→ Problem to solve: In the listing below, find every line with the string "Optimize" and pull it out.

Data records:
◆ ◆ ◆ ◆

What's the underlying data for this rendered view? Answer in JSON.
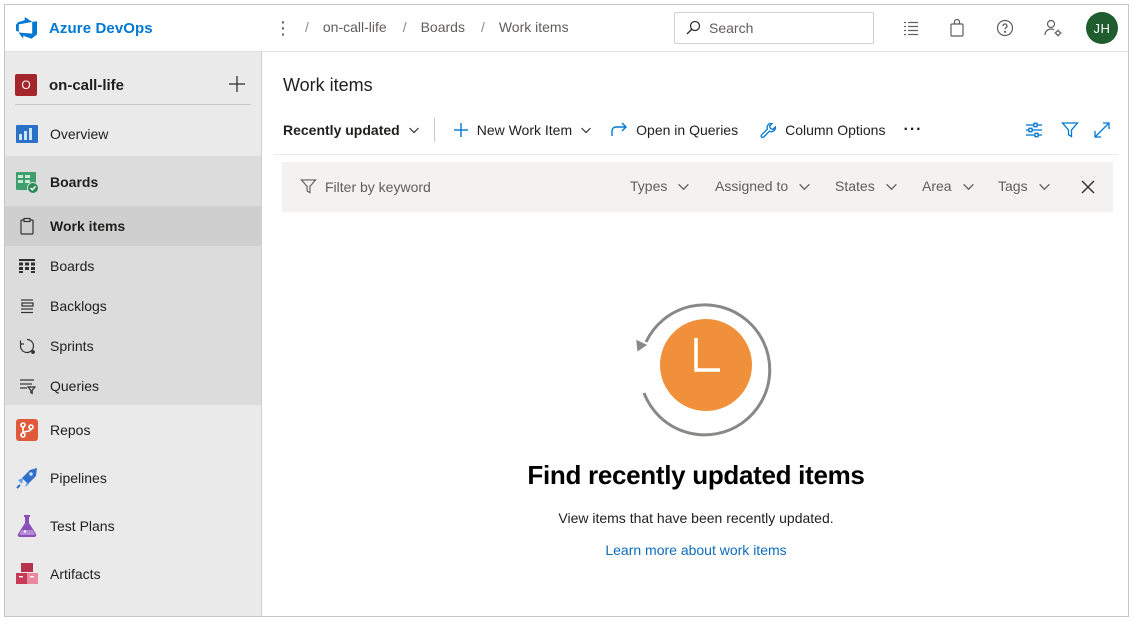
{
  "app": {
    "name": "Azure DevOps",
    "brand_color": "#0078d4"
  },
  "breadcrumb": {
    "items": [
      "on-call-life",
      "Boards",
      "Work items"
    ]
  },
  "search": {
    "placeholder": "Search"
  },
  "user": {
    "initials": "JH",
    "avatar_color": "#1f5c2e"
  },
  "sidebar": {
    "project": {
      "initial": "O",
      "name": "on-call-life",
      "badge_color": "#a4262c"
    },
    "items": [
      {
        "label": "Overview",
        "icon": "overview-icon"
      },
      {
        "label": "Boards",
        "icon": "boards-hub-icon"
      },
      {
        "label": "Work items",
        "icon": "work-items-icon",
        "selected": true
      },
      {
        "label": "Boards",
        "icon": "kanban-board-icon"
      },
      {
        "label": "Backlogs",
        "icon": "backlog-icon"
      },
      {
        "label": "Sprints",
        "icon": "sprint-icon"
      },
      {
        "label": "Queries",
        "icon": "query-icon"
      },
      {
        "label": "Repos",
        "icon": "repos-icon"
      },
      {
        "label": "Pipelines",
        "icon": "pipelines-icon"
      },
      {
        "label": "Test Plans",
        "icon": "test-plans-icon"
      },
      {
        "label": "Artifacts",
        "icon": "artifacts-icon"
      }
    ]
  },
  "main": {
    "title": "Work items",
    "toolbar": {
      "view_selector": "Recently updated",
      "new_work_item": "New Work Item",
      "open_in_queries": "Open in Queries",
      "column_options": "Column Options",
      "more": "···"
    },
    "filter": {
      "placeholder": "Filter by keyword",
      "dropdowns": [
        "Types",
        "Assigned to",
        "States",
        "Area",
        "Tags"
      ]
    },
    "empty_state": {
      "title": "Find recently updated items",
      "subtitle": "View items that have been recently updated.",
      "link": "Learn more about work items",
      "clock_color": "#f0903a"
    }
  }
}
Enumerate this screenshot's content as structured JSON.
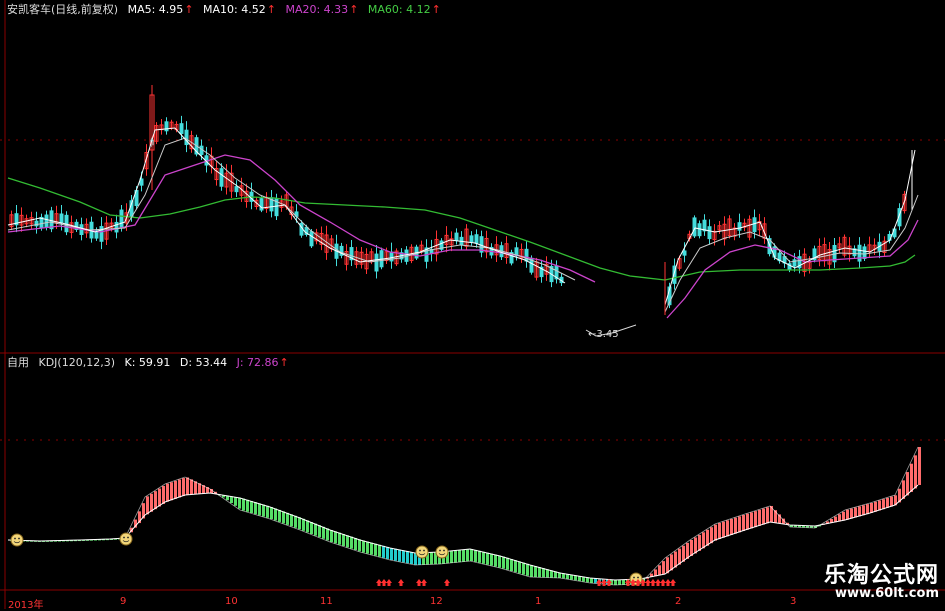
{
  "main_panel": {
    "title": "安凯客车(日线,前复权)",
    "ma": [
      {
        "label": "MA5: 4.95",
        "color": "#ffffff"
      },
      {
        "label": "MA10: 4.52",
        "color": "#ffffff"
      },
      {
        "label": "MA20: 4.33",
        "color": "#cc44cc"
      },
      {
        "label": "MA60: 4.12",
        "color": "#44cc44"
      }
    ],
    "arrow": "↑",
    "low_label": "←3.45"
  },
  "sub_panel": {
    "title": "自用",
    "kdj": [
      {
        "label": "KDJ(120,12,3)",
        "color": "#ffffff"
      },
      {
        "label": "K: 59.91",
        "color": "#ffffff"
      },
      {
        "label": "D: 53.44",
        "color": "#ffffff"
      },
      {
        "label": "J: 72.86",
        "color": "#cc44cc"
      }
    ]
  },
  "x_axis": {
    "ticks": [
      "2013年",
      "9",
      "10",
      "11",
      "12",
      "1",
      "2",
      "3"
    ]
  },
  "watermark": {
    "title": "乐淘公式网",
    "url": "www.60lt.com"
  },
  "colors": {
    "grid": "#8a0000",
    "up_candle": "#ff3333",
    "down_candle": "#44dddd",
    "ma_white": "#ffffff",
    "ma_purple": "#cc44cc",
    "ma_green": "#33bb33"
  }
}
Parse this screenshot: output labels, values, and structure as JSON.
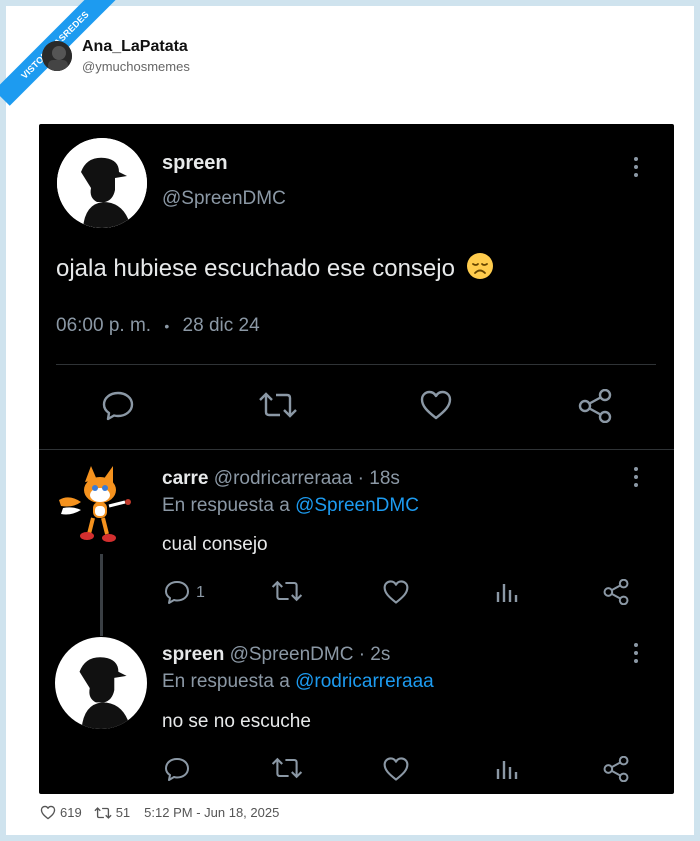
{
  "watermark": "VISTOENLASREDES",
  "poster": {
    "name": "Ana_LaPatata",
    "handle": "@ymuchosmemes"
  },
  "main_tweet": {
    "name": "spreen",
    "handle": "@SpreenDMC",
    "text": "ojala hubiese escuchado ese consejo",
    "emoji": "disappointed-face",
    "time": "06:00 p. m.",
    "dot": "•",
    "date": "28 dic 24"
  },
  "replies": [
    {
      "name": "carre",
      "handle_time": "@rodricarreraaa · 18s",
      "reply_prefix": "En respuesta a",
      "reply_to": "@SpreenDMC",
      "text": "cual consejo",
      "reply_count": "1"
    },
    {
      "name": "spreen",
      "handle_time": "@SpreenDMC · 2s",
      "reply_prefix": "En respuesta a",
      "reply_to": "@rodricarreraaa",
      "text": "no se no escuche",
      "reply_count": ""
    }
  ],
  "footer": {
    "likes": "619",
    "retweets": "51",
    "timestamp": "5:12 PM - Jun 18, 2025"
  },
  "colors": {
    "accent": "#1d9bf0",
    "background": "#000000",
    "muted": "#8b98a5"
  }
}
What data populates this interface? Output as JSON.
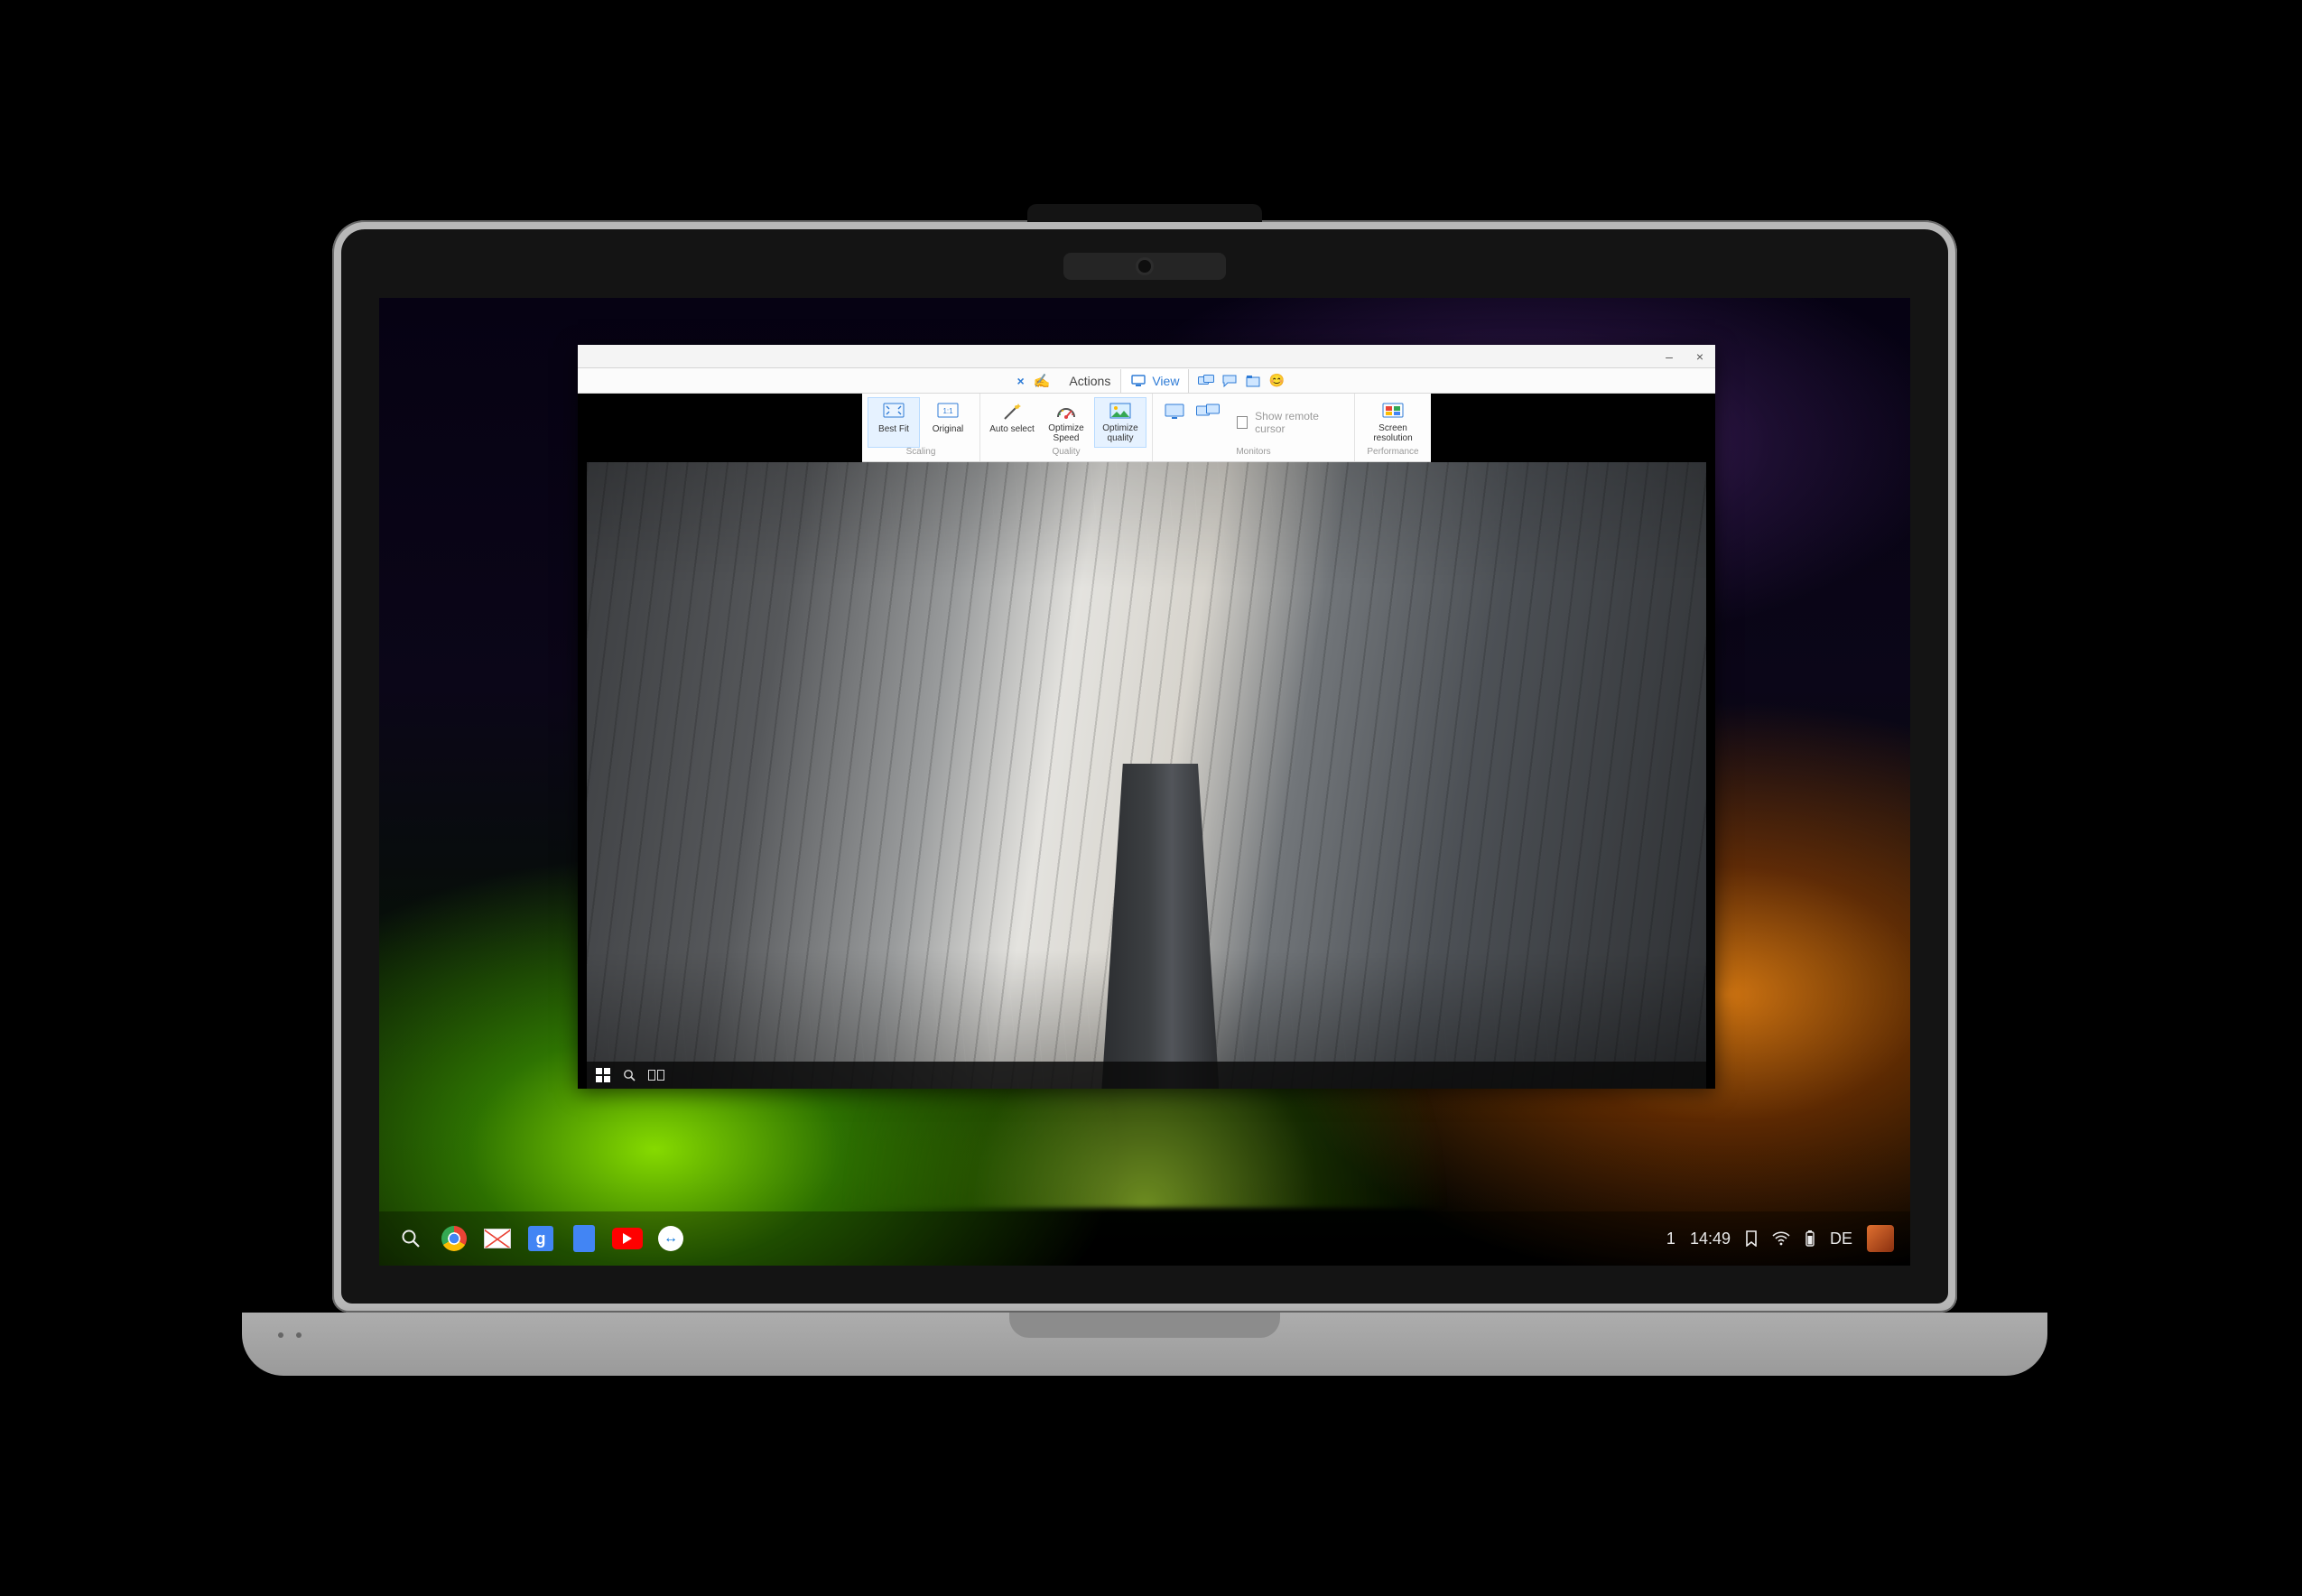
{
  "menu": {
    "close_session_label": "×",
    "pin_label": "📌",
    "tabs": {
      "actions": "Actions",
      "view": "View"
    },
    "trailing_icons": [
      "screens-icon",
      "chat-icon",
      "files-icon",
      "emoji-icon"
    ]
  },
  "ribbon": {
    "scaling": {
      "group_label": "Scaling",
      "best_fit": "Best Fit",
      "original": "Original"
    },
    "quality": {
      "group_label": "Quality",
      "auto_select": "Auto select",
      "optimize_speed": "Optimize Speed",
      "optimize_quality": "Optimize quality"
    },
    "monitors": {
      "group_label": "Monitors",
      "show_remote_cursor": "Show remote cursor"
    },
    "performance": {
      "group_label": "Performance",
      "screen_resolution": "Screen resolution"
    }
  },
  "window_controls": {
    "minimize": "–",
    "close": "×"
  },
  "shelf": {
    "apps": [
      "launcher",
      "chrome",
      "gmail",
      "google-search",
      "google-docs",
      "youtube",
      "teamviewer"
    ],
    "tray": {
      "notifications": "1",
      "time": "14:49",
      "input_lang": "DE"
    }
  },
  "remote_taskbar": {
    "items": [
      "start",
      "search",
      "task-view"
    ]
  }
}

◆ ◆ ◆ ◆

→ Answer to this problem:
      "optimize_speed": "Optimize Speed",
      "optimize_quality": "Optimize quality"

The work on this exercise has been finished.